[begin STORED DATA]
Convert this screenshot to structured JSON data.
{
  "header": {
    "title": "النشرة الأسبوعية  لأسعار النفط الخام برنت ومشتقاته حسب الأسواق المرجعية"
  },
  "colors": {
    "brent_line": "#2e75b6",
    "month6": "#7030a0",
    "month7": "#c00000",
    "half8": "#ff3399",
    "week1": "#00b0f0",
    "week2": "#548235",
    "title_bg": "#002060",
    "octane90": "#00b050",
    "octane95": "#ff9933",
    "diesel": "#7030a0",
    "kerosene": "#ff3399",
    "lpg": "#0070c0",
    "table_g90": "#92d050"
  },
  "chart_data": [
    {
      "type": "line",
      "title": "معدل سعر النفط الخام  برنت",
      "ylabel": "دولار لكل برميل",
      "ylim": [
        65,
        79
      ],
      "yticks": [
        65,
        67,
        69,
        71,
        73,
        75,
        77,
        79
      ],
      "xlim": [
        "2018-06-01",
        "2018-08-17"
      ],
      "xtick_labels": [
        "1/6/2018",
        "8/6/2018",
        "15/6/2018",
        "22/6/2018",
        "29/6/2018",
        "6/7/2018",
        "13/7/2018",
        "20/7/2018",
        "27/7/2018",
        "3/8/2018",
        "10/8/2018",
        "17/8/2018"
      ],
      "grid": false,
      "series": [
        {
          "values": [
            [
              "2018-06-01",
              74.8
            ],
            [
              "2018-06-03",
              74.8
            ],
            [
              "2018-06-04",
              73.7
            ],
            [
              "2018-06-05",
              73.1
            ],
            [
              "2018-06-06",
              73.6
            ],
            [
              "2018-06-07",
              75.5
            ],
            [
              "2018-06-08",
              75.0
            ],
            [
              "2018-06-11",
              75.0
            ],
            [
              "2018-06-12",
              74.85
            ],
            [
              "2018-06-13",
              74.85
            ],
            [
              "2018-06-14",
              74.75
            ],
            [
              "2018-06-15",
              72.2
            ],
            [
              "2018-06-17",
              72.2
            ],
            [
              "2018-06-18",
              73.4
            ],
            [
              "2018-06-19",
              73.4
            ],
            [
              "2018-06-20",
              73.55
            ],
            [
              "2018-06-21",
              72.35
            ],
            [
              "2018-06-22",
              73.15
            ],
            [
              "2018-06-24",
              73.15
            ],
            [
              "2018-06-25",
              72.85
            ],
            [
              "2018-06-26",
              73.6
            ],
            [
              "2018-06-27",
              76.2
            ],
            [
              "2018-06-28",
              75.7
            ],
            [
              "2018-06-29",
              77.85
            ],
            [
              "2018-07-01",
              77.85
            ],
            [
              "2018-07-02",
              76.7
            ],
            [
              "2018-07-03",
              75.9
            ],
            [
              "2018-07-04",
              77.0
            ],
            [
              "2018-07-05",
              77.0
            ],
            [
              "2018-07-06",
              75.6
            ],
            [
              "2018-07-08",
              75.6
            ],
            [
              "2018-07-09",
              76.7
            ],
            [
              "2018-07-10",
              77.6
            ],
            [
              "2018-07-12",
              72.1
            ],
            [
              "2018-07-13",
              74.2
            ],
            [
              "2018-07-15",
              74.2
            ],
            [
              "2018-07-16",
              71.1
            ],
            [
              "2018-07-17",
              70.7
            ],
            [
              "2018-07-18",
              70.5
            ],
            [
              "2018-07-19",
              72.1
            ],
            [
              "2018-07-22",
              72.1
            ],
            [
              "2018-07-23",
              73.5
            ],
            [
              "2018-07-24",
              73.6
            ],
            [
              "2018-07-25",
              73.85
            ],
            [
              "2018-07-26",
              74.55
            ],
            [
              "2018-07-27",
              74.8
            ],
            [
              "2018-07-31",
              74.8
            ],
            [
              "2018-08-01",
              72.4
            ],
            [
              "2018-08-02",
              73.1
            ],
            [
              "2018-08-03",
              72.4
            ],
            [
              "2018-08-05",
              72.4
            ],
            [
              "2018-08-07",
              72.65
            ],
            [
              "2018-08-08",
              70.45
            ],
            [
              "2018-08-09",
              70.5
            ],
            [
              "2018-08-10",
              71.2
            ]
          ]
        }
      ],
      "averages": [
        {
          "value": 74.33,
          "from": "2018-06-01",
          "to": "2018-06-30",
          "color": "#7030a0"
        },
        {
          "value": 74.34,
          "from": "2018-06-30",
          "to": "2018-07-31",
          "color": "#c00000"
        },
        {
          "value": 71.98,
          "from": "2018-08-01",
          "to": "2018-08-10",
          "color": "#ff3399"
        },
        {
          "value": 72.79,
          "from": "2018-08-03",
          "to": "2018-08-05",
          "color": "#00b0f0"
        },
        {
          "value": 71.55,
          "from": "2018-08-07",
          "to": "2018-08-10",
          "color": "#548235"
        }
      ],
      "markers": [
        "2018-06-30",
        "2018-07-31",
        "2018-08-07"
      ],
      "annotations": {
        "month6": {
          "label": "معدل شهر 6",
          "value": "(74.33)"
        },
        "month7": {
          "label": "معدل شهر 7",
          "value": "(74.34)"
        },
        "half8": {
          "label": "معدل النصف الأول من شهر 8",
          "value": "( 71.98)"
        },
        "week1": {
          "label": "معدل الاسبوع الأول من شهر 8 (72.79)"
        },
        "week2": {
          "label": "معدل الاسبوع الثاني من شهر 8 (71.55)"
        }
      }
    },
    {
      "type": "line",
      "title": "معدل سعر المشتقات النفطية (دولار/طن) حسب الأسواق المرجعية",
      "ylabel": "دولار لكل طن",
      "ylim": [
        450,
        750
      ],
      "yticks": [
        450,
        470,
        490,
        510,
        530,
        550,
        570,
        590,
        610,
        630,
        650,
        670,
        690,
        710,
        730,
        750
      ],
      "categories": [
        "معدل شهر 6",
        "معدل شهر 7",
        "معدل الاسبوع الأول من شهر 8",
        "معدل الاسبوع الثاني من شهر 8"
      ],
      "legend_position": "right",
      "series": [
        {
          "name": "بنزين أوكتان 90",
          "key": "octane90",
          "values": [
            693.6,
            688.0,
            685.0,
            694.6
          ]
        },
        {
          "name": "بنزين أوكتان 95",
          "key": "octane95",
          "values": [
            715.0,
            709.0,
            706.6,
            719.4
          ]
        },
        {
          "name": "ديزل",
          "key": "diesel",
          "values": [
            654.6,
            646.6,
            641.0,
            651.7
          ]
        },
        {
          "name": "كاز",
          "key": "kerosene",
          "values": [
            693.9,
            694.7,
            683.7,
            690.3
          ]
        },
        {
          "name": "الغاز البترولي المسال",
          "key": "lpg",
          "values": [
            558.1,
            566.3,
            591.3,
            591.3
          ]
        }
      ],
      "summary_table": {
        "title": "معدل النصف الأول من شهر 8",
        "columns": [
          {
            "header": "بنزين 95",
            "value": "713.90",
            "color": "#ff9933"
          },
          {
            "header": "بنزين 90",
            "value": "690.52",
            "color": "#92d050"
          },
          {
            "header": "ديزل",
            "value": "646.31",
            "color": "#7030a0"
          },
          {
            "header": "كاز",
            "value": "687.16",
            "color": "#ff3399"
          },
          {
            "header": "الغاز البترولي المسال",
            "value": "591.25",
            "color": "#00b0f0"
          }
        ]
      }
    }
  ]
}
[end STORED DATA]
--- WRITTEN EXERCISE ---
Every record shown above must be echoed exactly.

--- SOLUTION TO THE EXERCISE ---
Convert this screenshot to structured JSON data.
{
  "header": {
    "title": "النشرة الأسبوعية  لأسعار النفط الخام برنت ومشتقاته حسب الأسواق المرجعية"
  },
  "colors": {
    "brent_line": "#2e75b6",
    "month6": "#7030a0",
    "month7": "#c00000",
    "half8": "#ff3399",
    "week1": "#00b0f0",
    "week2": "#548235",
    "title_bg": "#002060",
    "octane90": "#00b050",
    "octane95": "#ff9933",
    "diesel": "#7030a0",
    "kerosene": "#ff3399",
    "lpg": "#0070c0",
    "table_g90": "#92d050"
  },
  "chart_data": [
    {
      "type": "line",
      "title": "معدل سعر النفط الخام  برنت",
      "ylabel": "دولار لكل برميل",
      "ylim": [
        65,
        79
      ],
      "yticks": [
        65,
        67,
        69,
        71,
        73,
        75,
        77,
        79
      ],
      "xlim": [
        "2018-06-01",
        "2018-08-17"
      ],
      "xtick_labels": [
        "1/6/2018",
        "8/6/2018",
        "15/6/2018",
        "22/6/2018",
        "29/6/2018",
        "6/7/2018",
        "13/7/2018",
        "20/7/2018",
        "27/7/2018",
        "3/8/2018",
        "10/8/2018",
        "17/8/2018"
      ],
      "grid": false,
      "series": [
        {
          "values": [
            [
              "2018-06-01",
              74.8
            ],
            [
              "2018-06-03",
              74.8
            ],
            [
              "2018-06-04",
              73.7
            ],
            [
              "2018-06-05",
              73.1
            ],
            [
              "2018-06-06",
              73.6
            ],
            [
              "2018-06-07",
              75.5
            ],
            [
              "2018-06-08",
              75.0
            ],
            [
              "2018-06-11",
              75.0
            ],
            [
              "2018-06-12",
              74.85
            ],
            [
              "2018-06-13",
              74.85
            ],
            [
              "2018-06-14",
              74.75
            ],
            [
              "2018-06-15",
              72.2
            ],
            [
              "2018-06-17",
              72.2
            ],
            [
              "2018-06-18",
              73.4
            ],
            [
              "2018-06-19",
              73.4
            ],
            [
              "2018-06-20",
              73.55
            ],
            [
              "2018-06-21",
              72.35
            ],
            [
              "2018-06-22",
              73.15
            ],
            [
              "2018-06-24",
              73.15
            ],
            [
              "2018-06-25",
              72.85
            ],
            [
              "2018-06-26",
              73.6
            ],
            [
              "2018-06-27",
              76.2
            ],
            [
              "2018-06-28",
              75.7
            ],
            [
              "2018-06-29",
              77.85
            ],
            [
              "2018-07-01",
              77.85
            ],
            [
              "2018-07-02",
              76.7
            ],
            [
              "2018-07-03",
              75.9
            ],
            [
              "2018-07-04",
              77.0
            ],
            [
              "2018-07-05",
              77.0
            ],
            [
              "2018-07-06",
              75.6
            ],
            [
              "2018-07-08",
              75.6
            ],
            [
              "2018-07-09",
              76.7
            ],
            [
              "2018-07-10",
              77.6
            ],
            [
              "2018-07-12",
              72.1
            ],
            [
              "2018-07-13",
              74.2
            ],
            [
              "2018-07-15",
              74.2
            ],
            [
              "2018-07-16",
              71.1
            ],
            [
              "2018-07-17",
              70.7
            ],
            [
              "2018-07-18",
              70.5
            ],
            [
              "2018-07-19",
              72.1
            ],
            [
              "2018-07-22",
              72.1
            ],
            [
              "2018-07-23",
              73.5
            ],
            [
              "2018-07-24",
              73.6
            ],
            [
              "2018-07-25",
              73.85
            ],
            [
              "2018-07-26",
              74.55
            ],
            [
              "2018-07-27",
              74.8
            ],
            [
              "2018-07-31",
              74.8
            ],
            [
              "2018-08-01",
              72.4
            ],
            [
              "2018-08-02",
              73.1
            ],
            [
              "2018-08-03",
              72.4
            ],
            [
              "2018-08-05",
              72.4
            ],
            [
              "2018-08-07",
              72.65
            ],
            [
              "2018-08-08",
              70.45
            ],
            [
              "2018-08-09",
              70.5
            ],
            [
              "2018-08-10",
              71.2
            ]
          ]
        }
      ],
      "averages": [
        {
          "value": 74.33,
          "from": "2018-06-01",
          "to": "2018-06-30",
          "color": "#7030a0"
        },
        {
          "value": 74.34,
          "from": "2018-06-30",
          "to": "2018-07-31",
          "color": "#c00000"
        },
        {
          "value": 71.98,
          "from": "2018-08-01",
          "to": "2018-08-10",
          "color": "#ff3399"
        },
        {
          "value": 72.79,
          "from": "2018-08-03",
          "to": "2018-08-05",
          "color": "#00b0f0"
        },
        {
          "value": 71.55,
          "from": "2018-08-07",
          "to": "2018-08-10",
          "color": "#548235"
        }
      ],
      "markers": [
        "2018-06-30",
        "2018-07-31",
        "2018-08-07"
      ],
      "annotations": {
        "month6": {
          "label": "معدل شهر 6",
          "value": "(74.33)"
        },
        "month7": {
          "label": "معدل شهر 7",
          "value": "(74.34)"
        },
        "half8": {
          "label": "معدل النصف الأول من شهر 8",
          "value": "( 71.98)"
        },
        "week1": {
          "label": "معدل الاسبوع الأول من شهر 8 (72.79)"
        },
        "week2": {
          "label": "معدل الاسبوع الثاني من شهر 8 (71.55)"
        }
      }
    },
    {
      "type": "line",
      "title": "معدل سعر المشتقات النفطية (دولار/طن) حسب الأسواق المرجعية",
      "ylabel": "دولار لكل طن",
      "ylim": [
        450,
        750
      ],
      "yticks": [
        450,
        470,
        490,
        510,
        530,
        550,
        570,
        590,
        610,
        630,
        650,
        670,
        690,
        710,
        730,
        750
      ],
      "categories": [
        "معدل شهر 6",
        "معدل شهر 7",
        "معدل الاسبوع الأول من شهر 8",
        "معدل الاسبوع الثاني من شهر 8"
      ],
      "legend_position": "right",
      "series": [
        {
          "name": "بنزين أوكتان 90",
          "key": "octane90",
          "values": [
            693.6,
            688.0,
            685.0,
            694.6
          ]
        },
        {
          "name": "بنزين أوكتان 95",
          "key": "octane95",
          "values": [
            715.0,
            709.0,
            706.6,
            719.4
          ]
        },
        {
          "name": "ديزل",
          "key": "diesel",
          "values": [
            654.6,
            646.6,
            641.0,
            651.7
          ]
        },
        {
          "name": "كاز",
          "key": "kerosene",
          "values": [
            693.9,
            694.7,
            683.7,
            690.3
          ]
        },
        {
          "name": "الغاز البترولي المسال",
          "key": "lpg",
          "values": [
            558.1,
            566.3,
            591.3,
            591.3
          ]
        }
      ],
      "summary_table": {
        "title": "معدل النصف الأول من شهر 8",
        "columns": [
          {
            "header": "بنزين 95",
            "value": "713.90",
            "color": "#ff9933"
          },
          {
            "header": "بنزين 90",
            "value": "690.52",
            "color": "#92d050"
          },
          {
            "header": "ديزل",
            "value": "646.31",
            "color": "#7030a0"
          },
          {
            "header": "كاز",
            "value": "687.16",
            "color": "#ff3399"
          },
          {
            "header": "الغاز البترولي المسال",
            "value": "591.25",
            "color": "#00b0f0"
          }
        ]
      }
    }
  ]
}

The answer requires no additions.